LISTED ENTRIES
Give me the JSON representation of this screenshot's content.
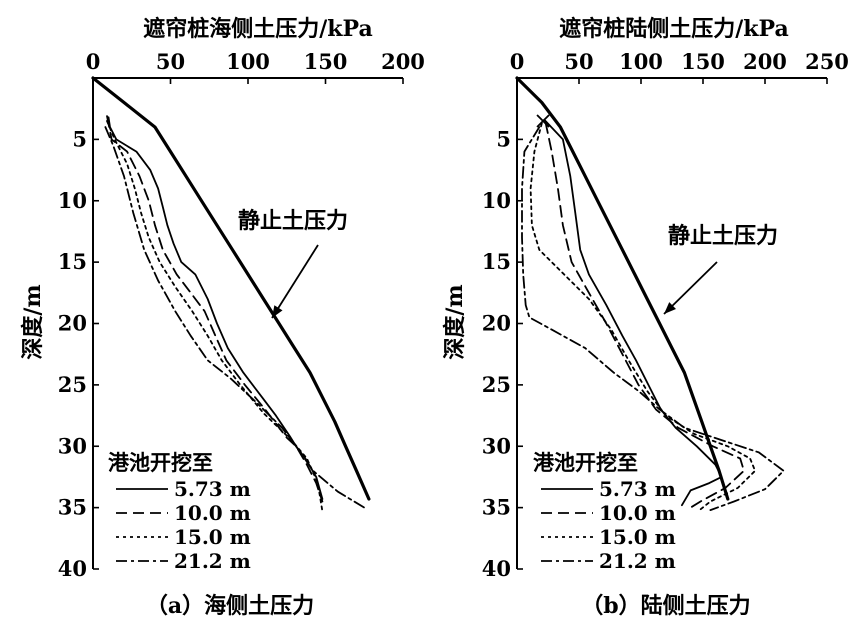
{
  "figure": {
    "legend_title": "港池开挖至",
    "ylabel": "深度/m"
  },
  "chart_data": [
    {
      "type": "line",
      "panel": "a",
      "title": "遮帘桩海侧土压力/kPa",
      "caption": "（a）海侧土压力",
      "xlabel": "遮帘桩海侧土压力/kPa",
      "ylabel": "深度/m",
      "x_axis_position": "top",
      "y_inverted": true,
      "xlim": [
        0,
        200
      ],
      "ylim": [
        0,
        40
      ],
      "xticks": [
        0,
        50,
        100,
        150,
        200
      ],
      "yticks": [
        5,
        10,
        15,
        20,
        25,
        30,
        35,
        40
      ],
      "annotation": {
        "text": "静止土压力",
        "target_series": "静止土压力"
      },
      "series": [
        {
          "name": "静止土压力",
          "style": "thick",
          "points": [
            [
              0,
              0
            ],
            [
              20,
              2
            ],
            [
              40,
              4
            ],
            [
              50,
              6
            ],
            [
              60,
              8
            ],
            [
              70,
              10
            ],
            [
              80,
              12
            ],
            [
              90,
              14
            ],
            [
              100,
              16
            ],
            [
              110,
              18
            ],
            [
              120,
              20
            ],
            [
              130,
              22
            ],
            [
              140,
              24
            ],
            [
              148,
              26
            ],
            [
              156,
              28
            ],
            [
              163,
              30
            ],
            [
              170,
              32
            ],
            [
              178,
              34.3
            ]
          ]
        },
        {
          "name": "5.73 m",
          "style": "solid",
          "points": [
            [
              10,
              3.2
            ],
            [
              11,
              4
            ],
            [
              15,
              5
            ],
            [
              28,
              6
            ],
            [
              37,
              7.5
            ],
            [
              42,
              9
            ],
            [
              45,
              10.5
            ],
            [
              48,
              12
            ],
            [
              52,
              13.5
            ],
            [
              57,
              15
            ],
            [
              66,
              16
            ],
            [
              74,
              18
            ],
            [
              80,
              20
            ],
            [
              87,
              22
            ],
            [
              97,
              24
            ],
            [
              109,
              26
            ],
            [
              118,
              27.5
            ],
            [
              127,
              29.2
            ],
            [
              131,
              30
            ],
            [
              137,
              31
            ],
            [
              144,
              32.5
            ],
            [
              148,
              34.3
            ]
          ]
        },
        {
          "name": "10.0 m",
          "style": "dash",
          "points": [
            [
              9,
              3.1
            ],
            [
              12,
              5
            ],
            [
              22,
              6
            ],
            [
              30,
              8
            ],
            [
              36,
              10
            ],
            [
              40,
              12
            ],
            [
              45,
              14
            ],
            [
              54,
              16
            ],
            [
              63,
              17.5
            ],
            [
              72,
              19
            ],
            [
              79,
              21
            ],
            [
              86,
              23
            ],
            [
              98,
              25
            ],
            [
              111,
              27
            ],
            [
              125,
              29.3
            ],
            [
              131,
              30
            ],
            [
              138,
              31.5
            ],
            [
              144,
              33
            ],
            [
              148,
              34.5
            ]
          ]
        },
        {
          "name": "15.0 m",
          "style": "dot",
          "points": [
            [
              9,
              3.5
            ],
            [
              14,
              5
            ],
            [
              22,
              7
            ],
            [
              27,
              9
            ],
            [
              31,
              11
            ],
            [
              36,
              13
            ],
            [
              43,
              15
            ],
            [
              53,
              17
            ],
            [
              64,
              19
            ],
            [
              74,
              21
            ],
            [
              83,
              23
            ],
            [
              95,
              25
            ],
            [
              110,
              27.3
            ],
            [
              128,
              29.5
            ],
            [
              138,
              31
            ],
            [
              145,
              33
            ],
            [
              148,
              35.3
            ]
          ]
        },
        {
          "name": "21.2 m",
          "style": "dashdot",
          "points": [
            [
              8,
              4
            ],
            [
              13,
              5.5
            ],
            [
              20,
              8
            ],
            [
              26,
              11
            ],
            [
              33,
              14
            ],
            [
              42,
              16.5
            ],
            [
              53,
              19
            ],
            [
              63,
              21
            ],
            [
              74,
              23
            ],
            [
              89,
              24.5
            ],
            [
              106,
              26.5
            ],
            [
              122,
              28.5
            ],
            [
              131,
              30
            ],
            [
              142,
              32
            ],
            [
              158,
              33.7
            ],
            [
              175,
              35
            ]
          ]
        }
      ]
    },
    {
      "type": "line",
      "panel": "b",
      "title": "遮帘桩陆侧土压力/kPa",
      "caption": "（b）陆侧土压力",
      "xlabel": "遮帘桩陆侧土压力/kPa",
      "ylabel": "深度/m",
      "x_axis_position": "top",
      "y_inverted": true,
      "xlim": [
        0,
        250
      ],
      "ylim": [
        0,
        40
      ],
      "xticks": [
        0,
        50,
        100,
        150,
        200,
        250
      ],
      "yticks": [
        5,
        10,
        15,
        20,
        25,
        30,
        35,
        40
      ],
      "annotation": {
        "text": "静止土压力",
        "target_series": "静止土压力"
      },
      "series": [
        {
          "name": "静止土压力",
          "style": "thick",
          "points": [
            [
              0,
              0
            ],
            [
              20,
              2
            ],
            [
              35,
              4
            ],
            [
              45,
              6
            ],
            [
              55,
              8
            ],
            [
              65,
              10
            ],
            [
              75,
              12
            ],
            [
              85,
              14
            ],
            [
              95,
              16
            ],
            [
              105,
              18
            ],
            [
              115,
              20
            ],
            [
              125,
              22
            ],
            [
              135,
              24
            ],
            [
              142,
              26
            ],
            [
              149,
              28
            ],
            [
              156,
              30
            ],
            [
              163,
              32
            ],
            [
              170,
              34.3
            ]
          ]
        },
        {
          "name": "5.73 m",
          "style": "solid",
          "points": [
            [
              22,
              3.4
            ],
            [
              37,
              5
            ],
            [
              43,
              8
            ],
            [
              47,
              11
            ],
            [
              51,
              14
            ],
            [
              58,
              16
            ],
            [
              72,
              18.5
            ],
            [
              85,
              21
            ],
            [
              96,
              23
            ],
            [
              106,
              25
            ],
            [
              116,
              27
            ],
            [
              128,
              28.5
            ],
            [
              145,
              30
            ],
            [
              160,
              31.5
            ],
            [
              165,
              32.5
            ],
            [
              155,
              33
            ],
            [
              140,
              33.6
            ],
            [
              133,
              34.8
            ]
          ]
        },
        {
          "name": "10.0 m",
          "style": "dash",
          "points": [
            [
              23,
              3.6
            ],
            [
              28,
              6
            ],
            [
              33,
              9
            ],
            [
              37,
              12
            ],
            [
              44,
              15
            ],
            [
              58,
              17.5
            ],
            [
              72,
              20
            ],
            [
              85,
              22.5
            ],
            [
              98,
              25
            ],
            [
              112,
              27
            ],
            [
              130,
              28.5
            ],
            [
              158,
              30
            ],
            [
              180,
              31
            ],
            [
              183,
              32
            ],
            [
              168,
              33.4
            ],
            [
              148,
              34.5
            ],
            [
              140,
              35
            ]
          ]
        },
        {
          "name": "15.0 m",
          "style": "dot",
          "points": [
            [
              20,
              3.7
            ],
            [
              14,
              6
            ],
            [
              11,
              9
            ],
            [
              12,
              12
            ],
            [
              18,
              14
            ],
            [
              38,
              16
            ],
            [
              58,
              18
            ],
            [
              76,
              20.5
            ],
            [
              90,
              23
            ],
            [
              105,
              25.5
            ],
            [
              120,
              27.5
            ],
            [
              143,
              29
            ],
            [
              170,
              30
            ],
            [
              188,
              31
            ],
            [
              192,
              32
            ],
            [
              178,
              33.4
            ],
            [
              156,
              34.5
            ],
            [
              146,
              35.3
            ]
          ]
        },
        {
          "name": "21.2 m",
          "style": "dashdot",
          "points": [
            [
              18,
              4
            ],
            [
              6,
              6
            ],
            [
              4,
              9
            ],
            [
              4,
              13
            ],
            [
              5,
              16
            ],
            [
              7,
              18.5
            ],
            [
              10,
              19.5
            ],
            [
              28,
              20.5
            ],
            [
              55,
              22
            ],
            [
              78,
              24
            ],
            [
              98,
              25.5
            ],
            [
              115,
              27
            ],
            [
              135,
              28.5
            ],
            [
              165,
              29.5
            ],
            [
              195,
              30.5
            ],
            [
              215,
              32
            ],
            [
              200,
              33.5
            ],
            [
              175,
              34.5
            ],
            [
              156,
              35.2
            ]
          ]
        }
      ]
    }
  ]
}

TASK DETAILS
Going through the entries above, tally each line that has the word "xlabel". Answer with the number only.

SOLVED PROBLEM
2